» **WHAT THE TASK ASKS**:
Output all the material that follows, exactly as given.

++++ SUPPLIED RECORDS

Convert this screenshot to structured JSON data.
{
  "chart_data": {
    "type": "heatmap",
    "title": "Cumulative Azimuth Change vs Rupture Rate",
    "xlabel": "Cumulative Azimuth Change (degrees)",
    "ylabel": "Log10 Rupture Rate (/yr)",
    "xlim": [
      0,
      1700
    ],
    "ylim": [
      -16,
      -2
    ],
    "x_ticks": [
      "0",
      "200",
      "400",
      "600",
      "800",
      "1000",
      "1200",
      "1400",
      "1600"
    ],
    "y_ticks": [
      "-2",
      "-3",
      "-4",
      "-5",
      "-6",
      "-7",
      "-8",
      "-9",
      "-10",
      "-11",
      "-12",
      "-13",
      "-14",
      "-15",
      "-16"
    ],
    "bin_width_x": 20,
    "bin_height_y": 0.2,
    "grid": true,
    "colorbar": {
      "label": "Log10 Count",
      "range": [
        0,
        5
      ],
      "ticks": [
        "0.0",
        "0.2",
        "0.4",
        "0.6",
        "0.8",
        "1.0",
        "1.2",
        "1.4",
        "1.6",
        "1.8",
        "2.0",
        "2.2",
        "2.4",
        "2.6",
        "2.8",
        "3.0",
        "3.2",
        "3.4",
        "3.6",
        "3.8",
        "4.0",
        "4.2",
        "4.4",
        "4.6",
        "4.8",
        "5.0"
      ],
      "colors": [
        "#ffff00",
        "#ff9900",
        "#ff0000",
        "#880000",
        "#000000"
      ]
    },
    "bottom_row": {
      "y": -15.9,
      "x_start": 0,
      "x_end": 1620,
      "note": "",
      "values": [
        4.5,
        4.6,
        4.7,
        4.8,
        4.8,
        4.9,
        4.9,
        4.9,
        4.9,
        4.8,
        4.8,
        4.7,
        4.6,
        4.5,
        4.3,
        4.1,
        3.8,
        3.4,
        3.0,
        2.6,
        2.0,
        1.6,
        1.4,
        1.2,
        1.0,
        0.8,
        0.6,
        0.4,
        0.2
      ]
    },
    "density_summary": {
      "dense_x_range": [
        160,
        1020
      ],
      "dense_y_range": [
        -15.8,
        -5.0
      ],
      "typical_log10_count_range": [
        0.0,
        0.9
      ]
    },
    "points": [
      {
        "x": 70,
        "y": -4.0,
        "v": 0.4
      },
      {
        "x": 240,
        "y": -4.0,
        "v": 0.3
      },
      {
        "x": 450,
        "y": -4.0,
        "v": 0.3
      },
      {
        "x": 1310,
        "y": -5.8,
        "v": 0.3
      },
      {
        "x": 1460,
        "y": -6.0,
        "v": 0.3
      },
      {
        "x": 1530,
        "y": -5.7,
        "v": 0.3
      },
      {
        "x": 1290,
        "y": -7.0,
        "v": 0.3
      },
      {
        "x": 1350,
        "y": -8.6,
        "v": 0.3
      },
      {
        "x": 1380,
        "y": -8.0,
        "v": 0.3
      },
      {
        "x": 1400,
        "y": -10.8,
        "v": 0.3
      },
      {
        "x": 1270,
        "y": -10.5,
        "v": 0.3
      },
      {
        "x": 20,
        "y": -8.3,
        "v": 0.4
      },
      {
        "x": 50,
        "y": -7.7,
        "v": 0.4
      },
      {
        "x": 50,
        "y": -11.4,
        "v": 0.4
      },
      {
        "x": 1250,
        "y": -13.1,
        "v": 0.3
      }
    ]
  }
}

++++++++

» **FINISHED EXERCISE**:
Convert this screenshot to structured JSON data.
{
  "chart_data": {
    "type": "heatmap",
    "title": "Cumulative Azimuth Change vs Rupture Rate",
    "xlabel": "Cumulative Azimuth Change (degrees)",
    "ylabel": "Log10 Rupture Rate (/yr)",
    "xlim": [
      0,
      1700
    ],
    "ylim": [
      -16,
      -2
    ],
    "x_ticks": [
      "0",
      "200",
      "400",
      "600",
      "800",
      "1000",
      "1200",
      "1400",
      "1600"
    ],
    "y_ticks": [
      "-2",
      "-3",
      "-4",
      "-5",
      "-6",
      "-7",
      "-8",
      "-9",
      "-10",
      "-11",
      "-12",
      "-13",
      "-14",
      "-15",
      "-16"
    ],
    "bin_width_x": 20,
    "bin_height_y": 0.2,
    "grid": true,
    "colorbar": {
      "label": "Log10 Count",
      "range": [
        0,
        5
      ],
      "ticks": [
        "0.0",
        "0.2",
        "0.4",
        "0.6",
        "0.8",
        "1.0",
        "1.2",
        "1.4",
        "1.6",
        "1.8",
        "2.0",
        "2.2",
        "2.4",
        "2.6",
        "2.8",
        "3.0",
        "3.2",
        "3.4",
        "3.6",
        "3.8",
        "4.0",
        "4.2",
        "4.4",
        "4.6",
        "4.8",
        "5.0"
      ],
      "colors": [
        "#ffff00",
        "#ff9900",
        "#ff0000",
        "#880000",
        "#000000"
      ]
    },
    "bottom_row": {
      "y": -15.9,
      "x_start": 0,
      "x_end": 1620,
      "note": "",
      "values": [
        4.5,
        4.6,
        4.7,
        4.8,
        4.8,
        4.9,
        4.9,
        4.9,
        4.9,
        4.8,
        4.8,
        4.7,
        4.6,
        4.5,
        4.3,
        4.1,
        3.8,
        3.4,
        3.0,
        2.6,
        2.0,
        1.6,
        1.4,
        1.2,
        1.0,
        0.8,
        0.6,
        0.4,
        0.2
      ]
    },
    "density_summary": {
      "dense_x_range": [
        160,
        1020
      ],
      "dense_y_range": [
        -15.8,
        -5.0
      ],
      "typical_log10_count_range": [
        0.0,
        0.9
      ]
    },
    "points": [
      {
        "x": 70,
        "y": -4.0,
        "v": 0.4
      },
      {
        "x": 240,
        "y": -4.0,
        "v": 0.3
      },
      {
        "x": 450,
        "y": -4.0,
        "v": 0.3
      },
      {
        "x": 1310,
        "y": -5.8,
        "v": 0.3
      },
      {
        "x": 1460,
        "y": -6.0,
        "v": 0.3
      },
      {
        "x": 1530,
        "y": -5.7,
        "v": 0.3
      },
      {
        "x": 1290,
        "y": -7.0,
        "v": 0.3
      },
      {
        "x": 1350,
        "y": -8.6,
        "v": 0.3
      },
      {
        "x": 1380,
        "y": -8.0,
        "v": 0.3
      },
      {
        "x": 1400,
        "y": -10.8,
        "v": 0.3
      },
      {
        "x": 1270,
        "y": -10.5,
        "v": 0.3
      },
      {
        "x": 20,
        "y": -8.3,
        "v": 0.4
      },
      {
        "x": 50,
        "y": -7.7,
        "v": 0.4
      },
      {
        "x": 50,
        "y": -11.4,
        "v": 0.4
      },
      {
        "x": 1250,
        "y": -13.1,
        "v": 0.3
      }
    ]
  }
}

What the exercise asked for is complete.